Task brief> Give back all the data exactly, line by line.

Supplied records>

____

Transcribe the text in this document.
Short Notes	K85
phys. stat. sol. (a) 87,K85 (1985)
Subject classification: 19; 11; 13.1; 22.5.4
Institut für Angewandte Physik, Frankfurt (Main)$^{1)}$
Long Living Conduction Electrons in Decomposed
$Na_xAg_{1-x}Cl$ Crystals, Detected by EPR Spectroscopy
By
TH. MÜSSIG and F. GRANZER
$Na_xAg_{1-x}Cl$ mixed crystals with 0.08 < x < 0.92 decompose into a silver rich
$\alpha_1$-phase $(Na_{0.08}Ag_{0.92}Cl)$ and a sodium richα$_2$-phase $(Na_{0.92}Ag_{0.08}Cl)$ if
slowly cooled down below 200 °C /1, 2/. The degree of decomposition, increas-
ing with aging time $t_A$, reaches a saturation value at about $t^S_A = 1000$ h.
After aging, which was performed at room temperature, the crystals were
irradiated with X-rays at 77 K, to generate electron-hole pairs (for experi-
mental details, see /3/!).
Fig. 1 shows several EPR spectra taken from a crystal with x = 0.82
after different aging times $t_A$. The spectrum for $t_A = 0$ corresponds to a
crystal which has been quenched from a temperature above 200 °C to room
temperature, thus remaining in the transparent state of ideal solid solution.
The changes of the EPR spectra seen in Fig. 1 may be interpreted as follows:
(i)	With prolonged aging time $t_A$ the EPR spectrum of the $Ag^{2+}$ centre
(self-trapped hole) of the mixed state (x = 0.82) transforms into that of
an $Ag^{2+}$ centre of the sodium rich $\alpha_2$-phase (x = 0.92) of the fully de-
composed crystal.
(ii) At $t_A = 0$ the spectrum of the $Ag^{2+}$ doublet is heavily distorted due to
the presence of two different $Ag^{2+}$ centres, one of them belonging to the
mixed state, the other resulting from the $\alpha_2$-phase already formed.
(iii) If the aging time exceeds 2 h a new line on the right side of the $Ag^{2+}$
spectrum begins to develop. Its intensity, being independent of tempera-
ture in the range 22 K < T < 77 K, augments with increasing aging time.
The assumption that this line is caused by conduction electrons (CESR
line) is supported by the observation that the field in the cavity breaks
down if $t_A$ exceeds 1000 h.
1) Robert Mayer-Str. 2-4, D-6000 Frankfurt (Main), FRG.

____

Task result>
Transcribe the text in this document.
Short Notes	K85
phys. stat. sol. (a) 87,K85 (1985)
Subject classification: 19; 11; 13.1; 22.5.4
Institut für Angewandte Physik, Frankfurt (Main)$^{1)}$
Long Living Conduction Electrons in Decomposed
$Na_xAg_{1-x}Cl$ Crystals, Detected by EPR Spectroscopy
By
TH. MÜSSIG and F. GRANZER
$Na_xAg_{1-x}Cl$ mixed crystals with 0.08 < x < 0.92 decompose into a silver rich
$\alpha_1$-phase $(Na_{0.08}Ag_{0.92}Cl)$ and a sodium richα$_2$-phase $(Na_{0.92}Ag_{0.08}Cl)$ if
slowly cooled down below 200 °C /1, 2/. The degree of decomposition, increas-
ing with aging time $t_A$, reaches a saturation value at about $t^S_A = 1000$ h.
After aging, which was performed at room temperature, the crystals were
irradiated with X-rays at 77 K, to generate electron-hole pairs (for experi-
mental details, see /3/!).
Fig. 1 shows several EPR spectra taken from a crystal with x = 0.82
after different aging times $t_A$. The spectrum for $t_A = 0$ corresponds to a
crystal which has been quenched from a temperature above 200 °C to room
temperature, thus remaining in the transparent state of ideal solid solution.
The changes of the EPR spectra seen in Fig. 1 may be interpreted as follows:
(i)	With prolonged aging time $t_A$ the EPR spectrum of the $Ag^{2+}$ centre
(self-trapped hole) of the mixed state (x = 0.82) transforms into that of
an $Ag^{2+}$ centre of the sodium rich $\alpha_2$-phase (x = 0.92) of the fully de-
composed crystal.
(ii) At $t_A = 0$ the spectrum of the $Ag^{2+}$ doublet is heavily distorted due to
the presence of two different $Ag^{2+}$ centres, one of them belonging to the
mixed state, the other resulting from the $\alpha_2$-phase already formed.
(iii) If the aging time exceeds 2 h a new line on the right side of the $Ag^{2+}$
spectrum begins to develop. Its intensity, being independent of tempera-
ture in the range 22 K < T < 77 K, augments with increasing aging time.
The assumption that this line is caused by conduction electrons (CESR
line) is supported by the observation that the field in the cavity breaks
down if $t_A$ exceeds 1000 h.
1) Robert Mayer-Str. 2-4, D-6000 Frankfurt (Main), FRG.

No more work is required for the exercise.